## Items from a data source
—————
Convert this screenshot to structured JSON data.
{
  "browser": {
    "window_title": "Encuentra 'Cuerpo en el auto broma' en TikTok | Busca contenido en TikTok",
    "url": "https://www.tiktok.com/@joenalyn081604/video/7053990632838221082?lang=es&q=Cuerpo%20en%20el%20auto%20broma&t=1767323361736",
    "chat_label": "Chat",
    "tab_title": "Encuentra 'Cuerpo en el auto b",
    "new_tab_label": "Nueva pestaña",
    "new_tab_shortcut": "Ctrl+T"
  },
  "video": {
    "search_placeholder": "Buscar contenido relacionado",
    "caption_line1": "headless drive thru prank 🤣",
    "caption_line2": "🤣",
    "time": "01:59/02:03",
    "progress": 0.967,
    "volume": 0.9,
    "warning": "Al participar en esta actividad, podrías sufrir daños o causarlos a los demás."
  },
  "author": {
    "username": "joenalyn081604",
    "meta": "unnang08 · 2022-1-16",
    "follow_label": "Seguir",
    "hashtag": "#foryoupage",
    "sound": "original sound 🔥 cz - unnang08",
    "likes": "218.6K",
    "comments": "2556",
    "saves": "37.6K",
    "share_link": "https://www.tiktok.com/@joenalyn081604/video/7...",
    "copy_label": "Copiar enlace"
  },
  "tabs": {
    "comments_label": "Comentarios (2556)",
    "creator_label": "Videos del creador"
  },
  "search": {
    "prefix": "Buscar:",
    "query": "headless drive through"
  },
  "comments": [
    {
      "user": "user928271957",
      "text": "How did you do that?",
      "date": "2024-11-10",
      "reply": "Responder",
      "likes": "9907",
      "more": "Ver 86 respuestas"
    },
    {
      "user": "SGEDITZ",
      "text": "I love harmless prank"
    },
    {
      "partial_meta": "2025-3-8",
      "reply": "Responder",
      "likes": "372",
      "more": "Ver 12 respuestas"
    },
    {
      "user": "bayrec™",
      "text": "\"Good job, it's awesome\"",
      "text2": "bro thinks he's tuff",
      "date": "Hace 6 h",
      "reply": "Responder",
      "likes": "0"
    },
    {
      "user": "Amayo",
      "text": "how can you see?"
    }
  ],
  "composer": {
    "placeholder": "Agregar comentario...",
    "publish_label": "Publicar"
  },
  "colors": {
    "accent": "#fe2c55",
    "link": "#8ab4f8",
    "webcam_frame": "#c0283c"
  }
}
—————
Write out each line of the data that holds the string "contenido".

## Worked answer
    "window_title": "Encuentra 'Cuerpo en el auto broma' en TikTok | Busca contenido en TikTok",
    "search_placeholder": "Buscar contenido relacionado",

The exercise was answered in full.